** WHAT YOU ARE ASKED TO DO **
The word "attended" marks the lines to find; copy every such line from the data below.

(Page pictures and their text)

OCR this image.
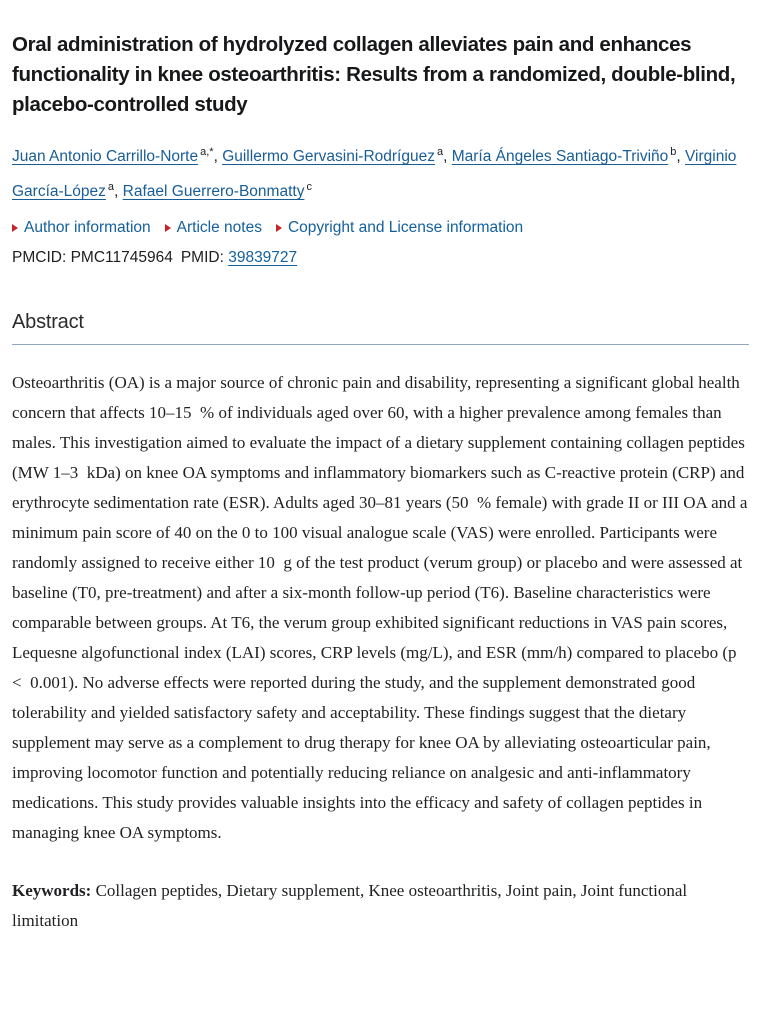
Oral administration of hydrolyzed collagen alleviates pain and enhances functionality in knee osteoarthritis: Results from a randomized, double-blind, placebo-controlled study

Juan Antonio Carrillo-Norte $^{a,*}$, Guillermo Gervasini-Rodríguez $^a$, María Ángeles Santiago-Triviño $^b$, Virginio García-López $^a$, Rafael Guerrero-Bonmatty $^c$

Author information Article notes Copyright and License information
PMCID: PMC11745964 PMID: 39839727
Abstract

Osteoarthritis (OA) is a major source of chronic pain and disability, representing a significant global health concern that affects 10–15  % of individuals aged over 60, with a higher prevalence among females than males. This investigation aimed to evaluate the impact of a dietary supplement containing collagen peptides (MW 1–3  kDa) on knee OA symptoms and inflammatory biomarkers such as C-reactive protein (CRP) and erythrocyte sedimentation rate (ESR). Adults aged 30–81 years (50  % female) with grade II or III OA and a minimum pain score of 40 on the 0 to 100 visual analogue scale (VAS) were enrolled. Participants were randomly assigned to receive either 10  g of the test product (verum group) or placebo and were assessed at baseline (T0, pre-treatment) and after a six-month follow-up period (T6). Baseline characteristics were comparable between groups. At T6, the verum group exhibited significant reductions in VAS pain scores, Lequesne algofunctional index (LAI) scores, CRP levels (mg/L), and ESR (mm/h) compared to placebo (p  <  0.001). No adverse effects were reported during the study, and the supplement demonstrated good tolerability and yielded satisfactory safety and acceptability. These findings suggest that the dietary supplement may serve as a complement to drug therapy for knee OA by alleviating osteoarticular pain, improving locomotor function and potentially reducing reliance on analgesic and anti-inflammatory medications. This study provides valuable insights into the efficacy and safety of collagen peptides in managing knee OA symptoms.

Keywords: Collagen peptides, Dietary supplement, Knee osteoarthritis, Joint pain, Joint functional limitation
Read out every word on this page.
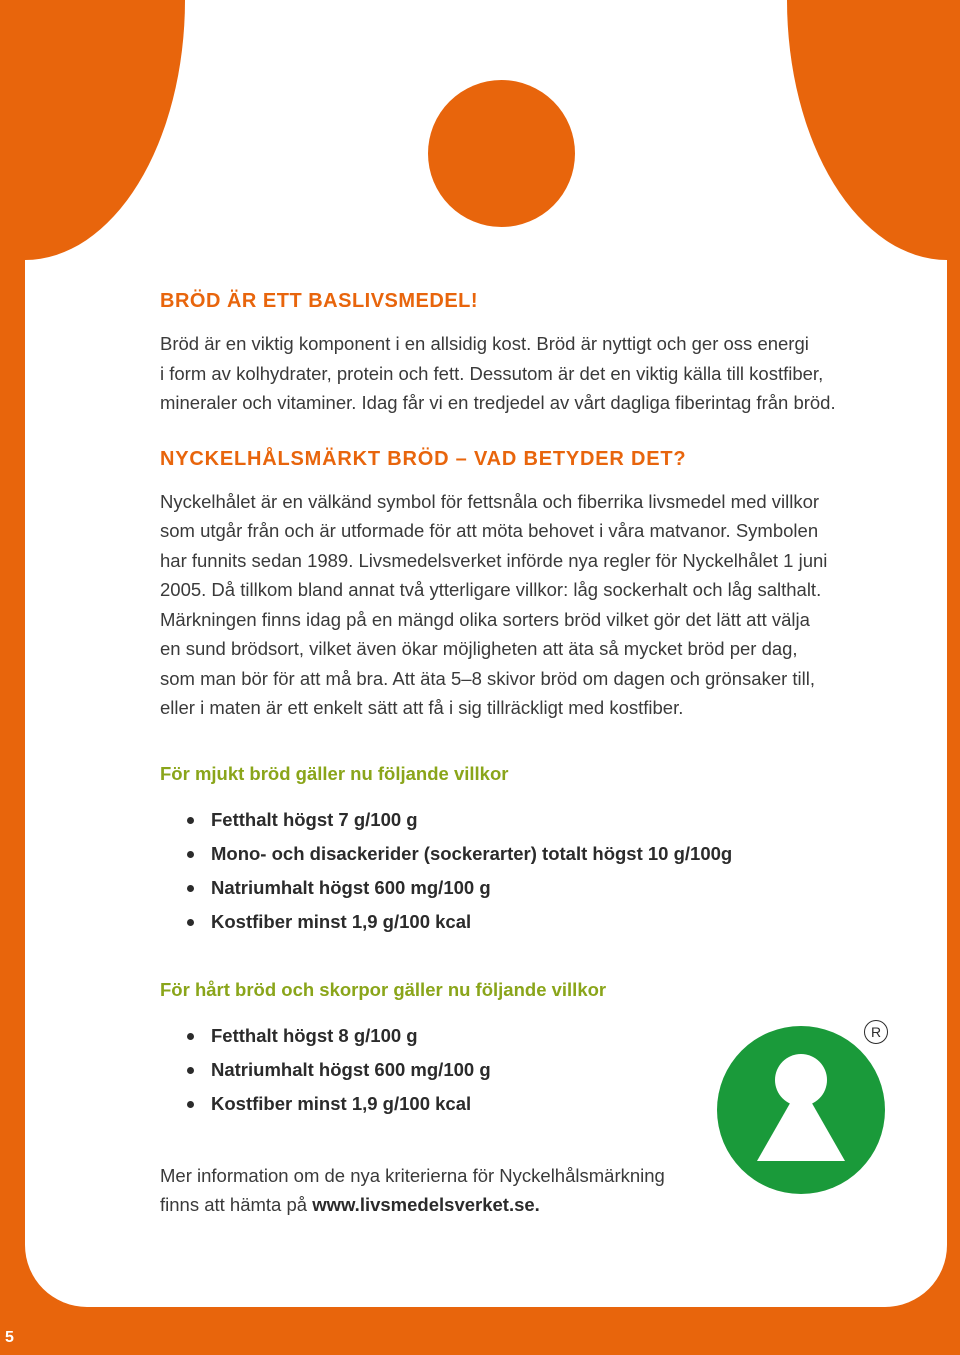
BRÖD ÄR ETT BASLIVSMEDEL!

Bröd är en viktig komponent i en allsidig kost. Bröd är nyttigt och ger oss energi
i form av kolhydrater, protein och fett. Dessutom är det en viktig källa till kostfiber,
mineraler och vitaminer. Idag får vi en tredjedel av vårt dagliga fiberintag från bröd.

NYCKELHÅLSMÄRKT BRÖD – VAD BETYDER DET?

Nyckelhålet är en välkänd symbol för fettsnåla och fiberrika livsmedel med villkor
som utgår från och är utformade för att möta behovet i våra matvanor. Symbolen
har funnits sedan 1989. Livsmedelsverket införde nya regler för Nyckelhålet 1 juni
2005. Då tillkom bland annat två ytterligare villkor: låg sockerhalt och låg salthalt.
Märkningen finns idag på en mängd olika sorters bröd vilket gör det lätt att välja
en sund brödsort, vilket även ökar möjligheten att äta så mycket bröd per dag,
som man bör för att må bra. Att äta 5–8 skivor bröd om dagen och grönsaker till,
eller i maten är ett enkelt sätt att få i sig tillräckligt med kostfiber.

För mjukt bröd gäller nu följande villkor
Fetthalt högst 7 g/100 g
Mono- och disackerider (sockerarter) totalt högst 10 g/100g
Natriumhalt högst 600 mg/100 g
Kostfiber minst 1,9 g/100 kcal
För hårt bröd och skorpor gäller nu följande villkor
Fetthalt högst 8 g/100 g
Natriumhalt högst 600 mg/100 g
Kostfiber minst 1,9 g/100 kcal

Mer information om de nya kriterierna för Nyckelhålsmärkning
finns att hämta på www.livsmedelsverket.se.

R
5
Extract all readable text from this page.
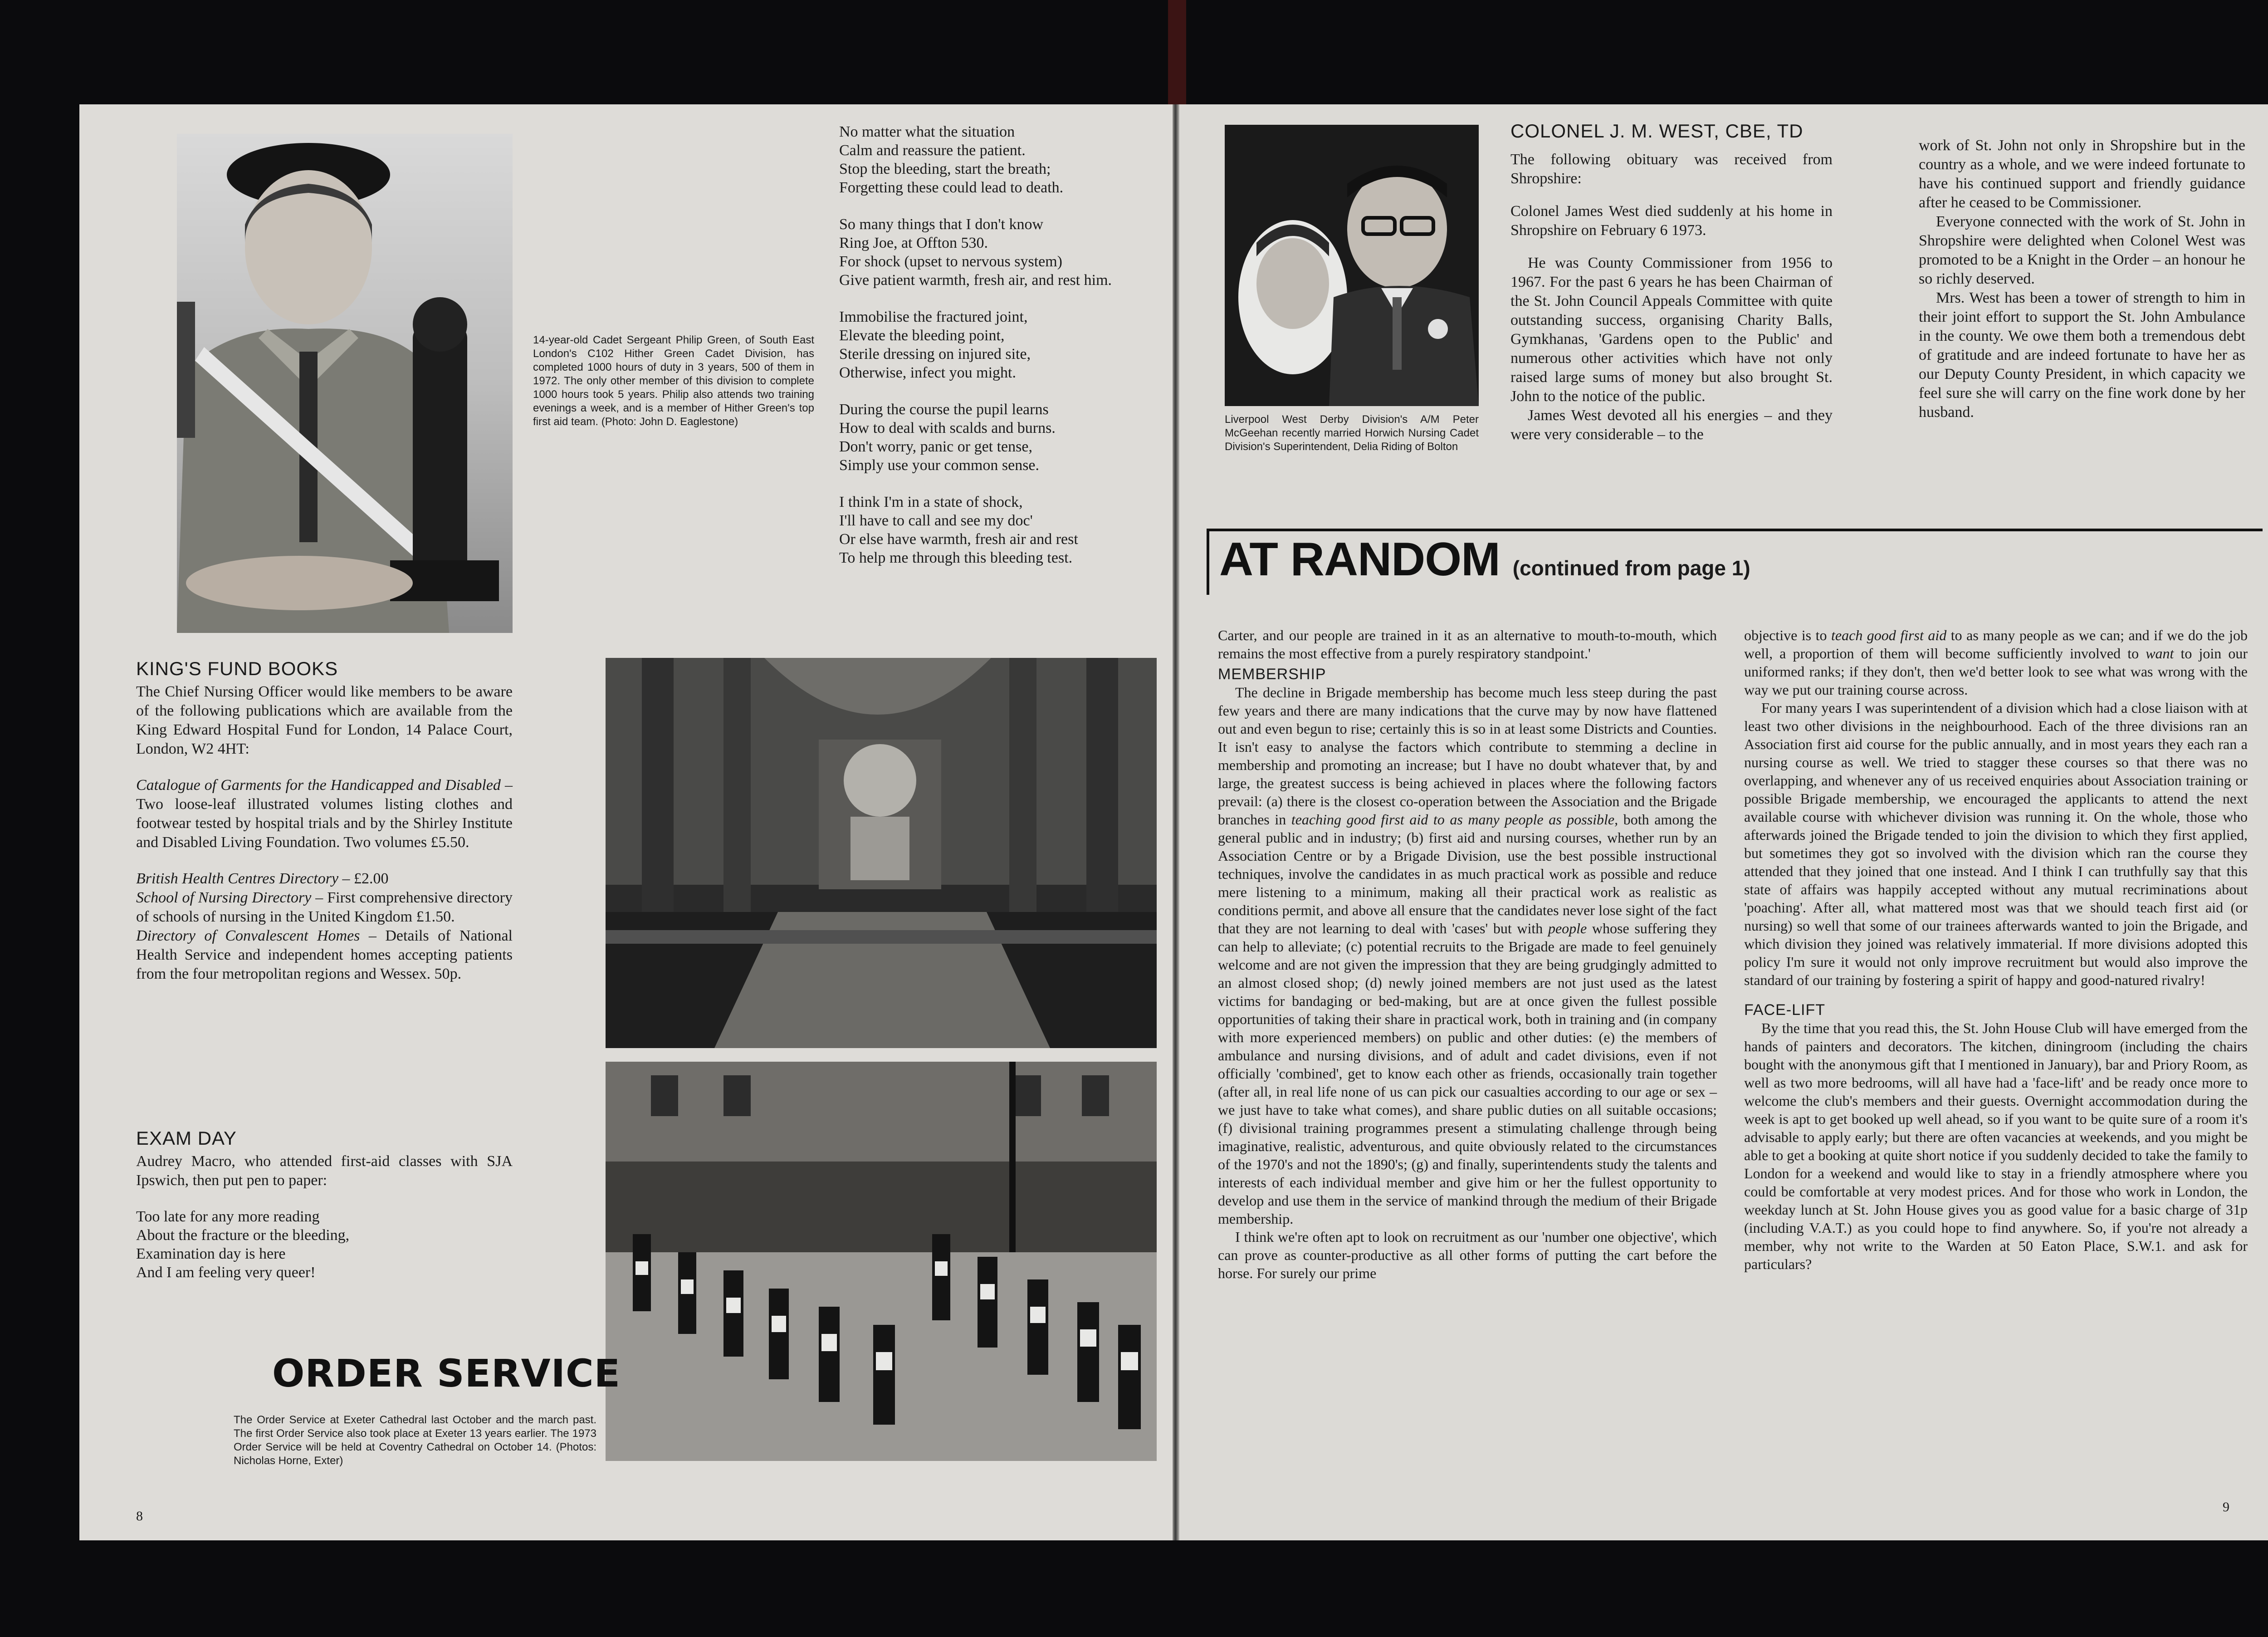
14-year-old Cadet Sergeant Philip Green, of South East London's C102 Hither Green Cadet Division, has completed 1000 hours of duty in 3 years, 500 of them in 1972. The only other member of this division to complete 1000 hours took 5 years. Philip also attends two training evenings a week, and is a member of Hither Green's top first aid team. (Photo: John D. Eaglestone)
No matter what the situation
Calm and reassure the patient.
Stop the bleeding, start the breath;
Forgetting these could lead to death.
So many things that I don't know
Ring Joe, at Offton 530.
For shock (upset to nervous system)
Give patient warmth, fresh air, and rest him.
Immobilise the fractured joint,
Elevate the bleeding point,
Sterile dressing on injured site,
Otherwise, infect you might.
During the course the pupil learns
How to deal with scalds and burns.
Don't worry, panic or get tense,
Simply use your common sense.
I think I'm in a state of shock,
I'll have to call and see my doc'
Or else have warmth, fresh air and rest
To help me through this bleeding test.
KING'S FUND BOOKS

The Chief Nursing Officer would like members to be aware of the following publications which are available from the King Edward Hospital Fund for London, 14 Palace Court, London, W2 4HT:

Catalogue of Garments for the Handicapped and Disabled – Two loose-leaf illustrated volumes listing clothes and footwear tested by hospital trials and by the Shirley Institute and Disabled Living Foundation. Two volumes £5.50.

British Health Centres Directory – £2.00

School of Nursing Directory – First comprehensive directory of schools of nursing in the United Kingdom £1.50.

Directory of Convalescent Homes – Details of National Health Service and independent homes accepting patients from the four metropolitan regions and Wessex. 50p.

EXAM DAY

Audrey Macro, who attended first-aid classes with SJA Ipswich, then put pen to paper:

Too late for any more reading
About the fracture or the bleeding,
Examination day is here
And I am feeling very queer!
ORDER SERVICE
The Order Service at Exeter Cathedral last October and the march past. The first Order Service also took place at Exeter 13 years earlier. The 1973 Order Service will be held at Coventry Cathedral on October 14. (Photos: Nicholas Horne, Exter)
8
Liverpool West Derby Division's A/M Peter McGeehan recently married Horwich Nursing Cadet Division's Superintendent, Delia Riding of Bolton
COLONEL J. M. WEST, CBE, TD

The following obituary was received from Shropshire:

Colonel James West died suddenly at his home in Shropshire on February 6 1973.

He was County Commissioner from 1956 to 1967. For the past 6 years he has been Chairman of the St. John Council Appeals Committee with quite outstanding success, organising Charity Balls, Gymkhanas, 'Gardens open to the Public' and numerous other activities which have not only raised large sums of money but also brought St. John to the notice of the public.

James West devoted all his energies – and they were very considerable – to the

work of St. John not only in Shropshire but in the country as a whole, and we were indeed fortunate to have his continued support and friendly guidance after he ceased to be Commissioner.

Everyone connected with the work of St. John in Shropshire were delighted when Colonel West was promoted to be a Knight in the Order – an honour he so richly deserved.

Mrs. West has been a tower of strength to him in their joint effort to support the St. John Ambulance in the county. We owe them both a tremendous debt of gratitude and are indeed fortunate to have her as our Deputy County President, in which capacity we feel sure she will carry on the fine work done by her husband.

AT RANDOM (continued from page 1)

Carter, and our people are trained in it as an alternative to mouth-to-mouth, which remains the most effective from a purely respiratory standpoint.'

MEMBERSHIP

The decline in Brigade membership has become much less steep during the past few years and there are many indications that the curve may by now have flattened out and even begun to rise; certainly this is so in at least some Districts and Counties. It isn't easy to analyse the factors which contribute to stemming a decline in membership and promoting an increase; but I have no doubt whatever that, by and large, the greatest success is being achieved in places where the following factors prevail: (a) there is the closest co-operation between the Association and the Brigade branches in teaching good first aid to as many people as possible, both among the general public and in industry; (b) first aid and nursing courses, whether run by an Association Centre or by a Brigade Division, use the best possible instructional techniques, involve the candidates in as much practical work as possible and reduce mere listening to a minimum, making all their practical work as realistic as conditions permit, and above all ensure that the candidates never lose sight of the fact that they are not learning to deal with 'cases' but with people whose suffering they can help to alleviate; (c) potential recruits to the Brigade are made to feel genuinely welcome and are not given the impression that they are being grudgingly admitted to an almost closed shop; (d) newly joined members are not just used as the latest victims for bandaging or bed-making, but are at once given the fullest possible opportunities of taking their share in practical work, both in training and (in company with more experienced members) on public and other duties: (e) the members of ambulance and nursing divisions, and of adult and cadet divisions, even if not officially 'combined', get to know each other as friends, occasionally train together (after all, in real life none of us can pick our casualties according to our age or sex – we just have to take what comes), and share public duties on all suitable occasions; (f) divisional training programmes present a stimulating challenge through being imaginative, realistic, adventurous, and quite obviously related to the circumstances of the 1970's and not the 1890's; (g) and finally, superintendents study the talents and interests of each individual member and give him or her the fullest opportunity to develop and use them in the service of mankind through the medium of their Brigade membership.

I think we're often apt to look on recruitment as our 'number one objective', which can prove as counter-productive as all other forms of putting the cart before the horse. For surely our prime

objective is to teach good first aid to as many people as we can; and if we do the job well, a proportion of them will become sufficiently involved to want to join our uniformed ranks; if they don't, then we'd better look to see what was wrong with the way we put our training course across.

For many years I was superintendent of a division which had a close liaison with at least two other divisions in the neighbourhood. Each of the three divisions ran an Association first aid course for the public annually, and in most years they each ran a nursing course as well. We tried to stagger these courses so that there was no overlapping, and whenever any of us received enquiries about Association training or possible Brigade membership, we encouraged the applicants to attend the next available course with whichever division was running it. On the whole, those who afterwards joined the Brigade tended to join the division to which they first applied, but sometimes they got so involved with the division which ran the course they attended that they joined that one instead. And I think I can truthfully say that this state of affairs was happily accepted without any mutual recriminations about 'poaching'. After all, what mattered most was that we should teach first aid (or nursing) so well that some of our trainees afterwards wanted to join the Brigade, and which division they joined was relatively immaterial. If more divisions adopted this policy I'm sure it would not only improve recruitment but would also improve the standard of our training by fostering a spirit of happy and good-natured rivalry!

FACE-LIFT

By the time that you read this, the St. John House Club will have emerged from the hands of painters and decorators. The kitchen, diningroom (including the chairs bought with the anonymous gift that I mentioned in January), bar and Priory Room, as well as two more bedrooms, will all have had a 'face-lift' and be ready once more to welcome the club's members and their guests. Overnight accommodation during the week is apt to get booked up well ahead, so if you want to be quite sure of a room it's advisable to apply early; but there are often vacancies at weekends, and you might be able to get a booking at quite short notice if you suddenly decided to take the family to London for a weekend and would like to stay in a friendly atmosphere where you could be comfortable at very modest prices. And for those who work in London, the weekday lunch at St. John House gives you as good value for a basic charge of 31p (including V.A.T.) as you could hope to find anywhere. So, if you're not already a member, why not write to the Warden at 50 Eaton Place, S.W.1. and ask for particulars?

9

** SOLUTION TO THE EXERCISE **
Audrey Macro, who attended first-aid classes with SJA Ipswich, then put pen to paper:
For many years I was superintendent of a division which had a close liaison with at least two other divisions in the neighbourhood. Each of the three divisions ran an Association first aid course for the public annually, and in most years they each ran a nursing course as well. We tried to stagger these courses so that there was no overlapping, and whenever any of us received enquiries about Association training or possible Brigade membership, we encouraged the applicants to attend the next available course with whichever division was running it. On the whole, those who afterwards joined the Brigade tended to join the division to which they first applied, but sometimes they got so involved with the division which ran the course they attended that they joined that one instead. And I think I can truthfully say that this state of affairs was happily accepted without any mutual recriminations about 'poaching'. After all, what mattered most was that we should teach first aid (or nursing) so well that some of our trainees afterwards wanted to join the Brigade, and which division they joined was relatively immaterial. If more divisions adopted this policy I'm sure it would not only improve recruitment but would also improve the standard of our training by fostering a spirit of happy and good-natured rivalry!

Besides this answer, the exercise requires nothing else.